Task brief >> Omit the pictures, please, and give each record below again exactly.

Exercise material >>
<<<<

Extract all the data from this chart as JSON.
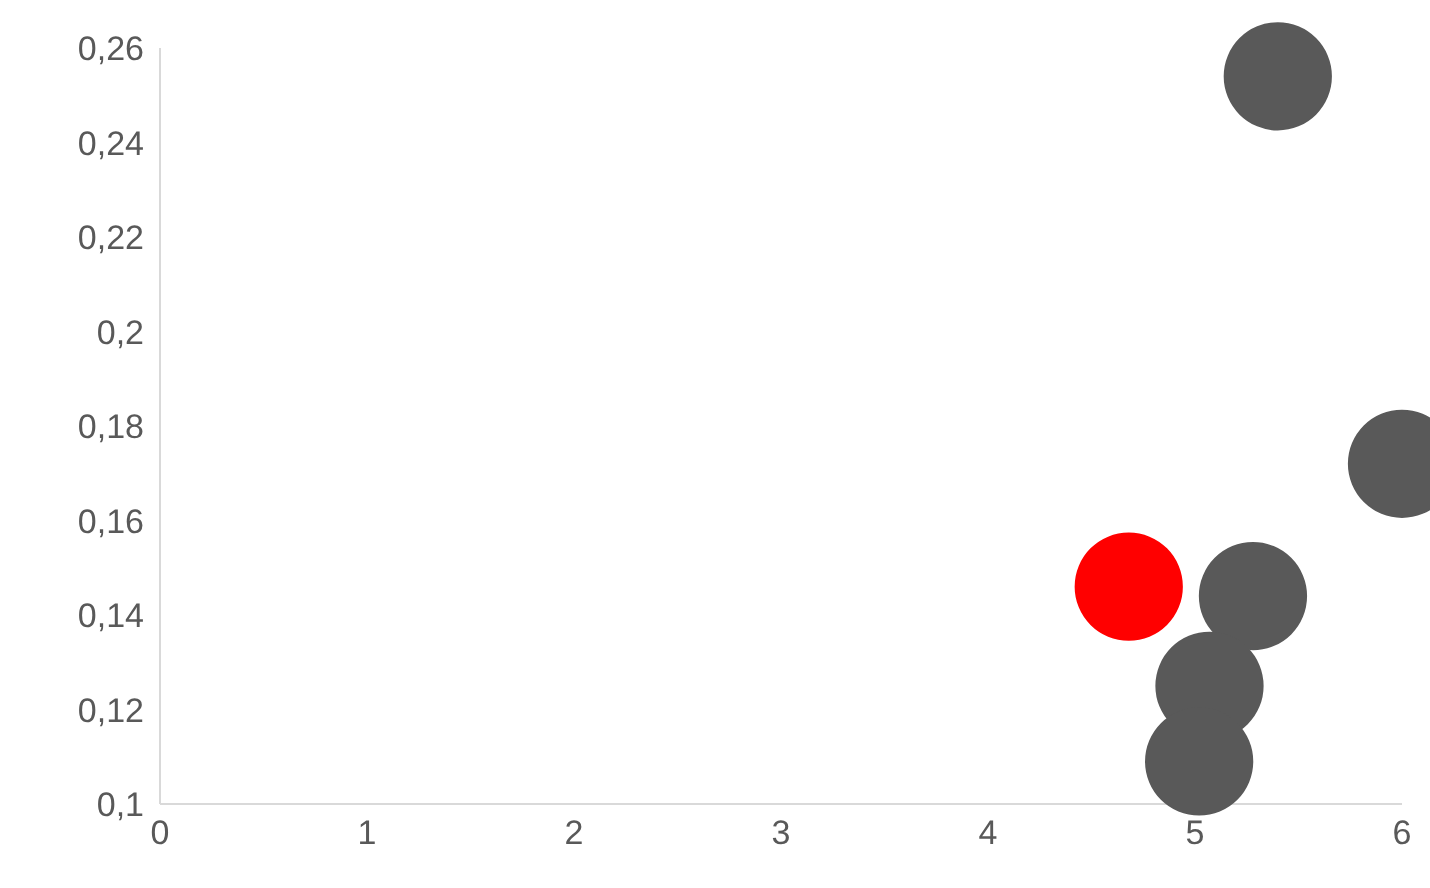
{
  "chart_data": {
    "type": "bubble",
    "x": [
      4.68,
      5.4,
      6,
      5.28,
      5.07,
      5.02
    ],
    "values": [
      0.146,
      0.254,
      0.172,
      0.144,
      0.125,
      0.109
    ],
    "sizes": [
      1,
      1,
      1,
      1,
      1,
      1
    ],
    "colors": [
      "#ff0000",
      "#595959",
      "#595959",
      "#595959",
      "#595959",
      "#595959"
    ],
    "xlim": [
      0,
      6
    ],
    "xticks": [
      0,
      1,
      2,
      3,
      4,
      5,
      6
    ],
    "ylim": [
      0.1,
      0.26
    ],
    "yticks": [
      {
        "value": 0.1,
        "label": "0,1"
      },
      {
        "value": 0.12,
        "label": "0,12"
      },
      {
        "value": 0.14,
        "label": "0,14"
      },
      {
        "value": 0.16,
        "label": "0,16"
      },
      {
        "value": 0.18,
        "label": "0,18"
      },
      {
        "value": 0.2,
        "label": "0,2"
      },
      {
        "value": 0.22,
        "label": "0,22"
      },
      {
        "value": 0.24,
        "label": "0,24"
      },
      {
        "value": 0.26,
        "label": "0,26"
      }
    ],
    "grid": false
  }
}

>>>>

Reply to the task >>
Extract all the data from this chart as JSON.
{
  "chart_data": {
    "type": "bubble",
    "x": [
      4.68,
      5.4,
      6,
      5.28,
      5.07,
      5.02
    ],
    "values": [
      0.146,
      0.254,
      0.172,
      0.144,
      0.125,
      0.109
    ],
    "sizes": [
      1,
      1,
      1,
      1,
      1,
      1
    ],
    "colors": [
      "#ff0000",
      "#595959",
      "#595959",
      "#595959",
      "#595959",
      "#595959"
    ],
    "xlim": [
      0,
      6
    ],
    "xticks": [
      0,
      1,
      2,
      3,
      4,
      5,
      6
    ],
    "ylim": [
      0.1,
      0.26
    ],
    "yticks": [
      {
        "value": 0.1,
        "label": "0,1"
      },
      {
        "value": 0.12,
        "label": "0,12"
      },
      {
        "value": 0.14,
        "label": "0,14"
      },
      {
        "value": 0.16,
        "label": "0,16"
      },
      {
        "value": 0.18,
        "label": "0,18"
      },
      {
        "value": 0.2,
        "label": "0,2"
      },
      {
        "value": 0.22,
        "label": "0,22"
      },
      {
        "value": 0.24,
        "label": "0,24"
      },
      {
        "value": 0.26,
        "label": "0,26"
      }
    ],
    "grid": false
  }
}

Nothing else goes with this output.